## EXERCISE GOAL
Gather every line of the entries that includes the word "subtitle".

● ● ● ●

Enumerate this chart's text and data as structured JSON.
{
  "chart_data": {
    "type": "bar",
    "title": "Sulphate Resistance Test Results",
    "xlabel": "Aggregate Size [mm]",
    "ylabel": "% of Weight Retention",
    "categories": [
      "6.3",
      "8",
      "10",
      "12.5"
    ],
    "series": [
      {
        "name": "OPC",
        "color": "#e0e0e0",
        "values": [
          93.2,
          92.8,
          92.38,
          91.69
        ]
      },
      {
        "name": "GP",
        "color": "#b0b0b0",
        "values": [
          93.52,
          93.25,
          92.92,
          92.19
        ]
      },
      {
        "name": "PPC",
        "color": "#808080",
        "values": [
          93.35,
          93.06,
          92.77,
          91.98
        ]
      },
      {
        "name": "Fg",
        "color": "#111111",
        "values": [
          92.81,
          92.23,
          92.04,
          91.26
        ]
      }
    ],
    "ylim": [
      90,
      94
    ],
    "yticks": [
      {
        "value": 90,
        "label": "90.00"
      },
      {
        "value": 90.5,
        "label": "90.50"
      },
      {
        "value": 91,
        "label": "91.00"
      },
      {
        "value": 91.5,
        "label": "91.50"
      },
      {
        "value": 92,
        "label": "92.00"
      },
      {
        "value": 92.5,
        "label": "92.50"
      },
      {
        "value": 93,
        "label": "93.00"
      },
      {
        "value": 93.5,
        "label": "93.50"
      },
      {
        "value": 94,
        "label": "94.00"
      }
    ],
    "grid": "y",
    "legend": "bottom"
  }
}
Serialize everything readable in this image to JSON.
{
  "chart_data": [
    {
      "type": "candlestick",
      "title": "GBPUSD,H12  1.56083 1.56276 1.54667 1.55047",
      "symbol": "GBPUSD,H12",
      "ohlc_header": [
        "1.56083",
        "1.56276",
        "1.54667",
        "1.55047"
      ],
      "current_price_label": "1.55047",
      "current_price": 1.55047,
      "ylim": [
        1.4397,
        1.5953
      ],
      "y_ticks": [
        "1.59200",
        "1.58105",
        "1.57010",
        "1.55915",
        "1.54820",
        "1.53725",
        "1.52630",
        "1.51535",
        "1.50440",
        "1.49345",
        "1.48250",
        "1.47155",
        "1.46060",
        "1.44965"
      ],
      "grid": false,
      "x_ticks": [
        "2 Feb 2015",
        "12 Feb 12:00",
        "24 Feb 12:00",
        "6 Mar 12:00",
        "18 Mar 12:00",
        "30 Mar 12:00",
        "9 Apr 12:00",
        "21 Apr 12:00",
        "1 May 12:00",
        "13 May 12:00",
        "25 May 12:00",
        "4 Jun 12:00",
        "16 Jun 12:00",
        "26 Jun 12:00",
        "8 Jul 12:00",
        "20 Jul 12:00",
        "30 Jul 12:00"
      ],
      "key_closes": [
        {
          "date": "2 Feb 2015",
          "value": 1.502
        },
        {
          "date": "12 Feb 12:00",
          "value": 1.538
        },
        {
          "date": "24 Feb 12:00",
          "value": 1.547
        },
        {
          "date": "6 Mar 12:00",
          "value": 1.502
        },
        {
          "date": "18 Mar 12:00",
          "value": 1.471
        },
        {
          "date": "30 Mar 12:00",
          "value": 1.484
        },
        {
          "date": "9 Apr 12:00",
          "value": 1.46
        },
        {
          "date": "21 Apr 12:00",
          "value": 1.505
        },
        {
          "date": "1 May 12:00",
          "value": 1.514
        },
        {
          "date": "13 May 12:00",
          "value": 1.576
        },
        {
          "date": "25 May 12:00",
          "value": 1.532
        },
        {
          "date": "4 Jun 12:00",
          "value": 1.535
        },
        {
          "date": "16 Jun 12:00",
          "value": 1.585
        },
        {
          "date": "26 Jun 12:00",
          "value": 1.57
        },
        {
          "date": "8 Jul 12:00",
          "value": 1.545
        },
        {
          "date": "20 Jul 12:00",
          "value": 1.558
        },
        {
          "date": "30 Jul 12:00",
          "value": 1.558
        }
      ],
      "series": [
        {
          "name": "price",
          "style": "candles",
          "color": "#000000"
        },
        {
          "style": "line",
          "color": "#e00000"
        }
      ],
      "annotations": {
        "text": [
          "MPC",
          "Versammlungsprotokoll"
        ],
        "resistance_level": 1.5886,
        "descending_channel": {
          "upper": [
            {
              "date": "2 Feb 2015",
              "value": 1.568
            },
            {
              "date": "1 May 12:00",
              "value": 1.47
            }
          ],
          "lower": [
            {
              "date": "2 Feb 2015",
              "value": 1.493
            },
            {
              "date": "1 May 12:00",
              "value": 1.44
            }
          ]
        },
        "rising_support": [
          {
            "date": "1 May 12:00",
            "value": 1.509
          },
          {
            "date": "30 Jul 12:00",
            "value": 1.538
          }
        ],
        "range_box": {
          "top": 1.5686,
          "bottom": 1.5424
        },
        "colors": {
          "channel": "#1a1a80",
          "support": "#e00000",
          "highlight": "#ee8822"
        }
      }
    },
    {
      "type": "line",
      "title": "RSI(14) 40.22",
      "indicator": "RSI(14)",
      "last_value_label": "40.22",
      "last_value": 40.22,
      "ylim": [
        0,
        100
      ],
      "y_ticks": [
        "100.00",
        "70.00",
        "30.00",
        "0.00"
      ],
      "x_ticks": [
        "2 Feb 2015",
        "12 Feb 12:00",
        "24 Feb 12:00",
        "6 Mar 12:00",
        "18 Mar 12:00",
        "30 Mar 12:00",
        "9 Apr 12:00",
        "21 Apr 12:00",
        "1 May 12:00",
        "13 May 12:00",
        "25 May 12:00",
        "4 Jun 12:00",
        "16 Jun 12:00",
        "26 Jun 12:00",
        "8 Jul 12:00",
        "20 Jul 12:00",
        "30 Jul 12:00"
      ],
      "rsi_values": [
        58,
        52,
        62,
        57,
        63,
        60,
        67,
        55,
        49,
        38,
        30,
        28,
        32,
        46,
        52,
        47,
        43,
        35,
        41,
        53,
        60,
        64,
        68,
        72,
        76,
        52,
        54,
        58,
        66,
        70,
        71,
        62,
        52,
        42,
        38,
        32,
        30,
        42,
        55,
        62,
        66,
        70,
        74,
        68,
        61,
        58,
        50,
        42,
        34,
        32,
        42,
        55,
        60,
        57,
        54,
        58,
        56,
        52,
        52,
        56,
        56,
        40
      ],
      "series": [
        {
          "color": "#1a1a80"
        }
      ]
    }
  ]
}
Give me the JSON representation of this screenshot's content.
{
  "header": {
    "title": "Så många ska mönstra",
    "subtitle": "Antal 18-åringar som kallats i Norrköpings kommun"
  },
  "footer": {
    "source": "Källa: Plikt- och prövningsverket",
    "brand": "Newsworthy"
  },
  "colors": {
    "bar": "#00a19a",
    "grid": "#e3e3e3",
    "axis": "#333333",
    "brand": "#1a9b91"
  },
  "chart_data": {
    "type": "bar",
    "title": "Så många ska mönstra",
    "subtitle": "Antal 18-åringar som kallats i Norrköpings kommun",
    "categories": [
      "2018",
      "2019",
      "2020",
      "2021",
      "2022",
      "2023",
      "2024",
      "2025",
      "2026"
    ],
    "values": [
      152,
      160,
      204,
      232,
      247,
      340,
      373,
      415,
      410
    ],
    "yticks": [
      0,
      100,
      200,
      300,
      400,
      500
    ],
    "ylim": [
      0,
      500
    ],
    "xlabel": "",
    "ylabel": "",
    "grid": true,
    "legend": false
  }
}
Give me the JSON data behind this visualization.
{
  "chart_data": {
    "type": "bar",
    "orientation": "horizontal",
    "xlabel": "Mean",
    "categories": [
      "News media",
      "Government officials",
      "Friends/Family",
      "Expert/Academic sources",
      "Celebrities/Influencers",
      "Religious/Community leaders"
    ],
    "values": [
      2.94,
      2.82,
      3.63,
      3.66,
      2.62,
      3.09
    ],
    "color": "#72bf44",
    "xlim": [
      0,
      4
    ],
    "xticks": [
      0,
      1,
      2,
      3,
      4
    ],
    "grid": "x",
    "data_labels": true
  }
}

● ● ● ●

## RESPONSE TO THE TASK
    "subtitle": "Antal 18-åringar som kallats i Norrköpings kommun"
    "subtitle": "Antal 18-åringar som kallats i Norrköpings kommun",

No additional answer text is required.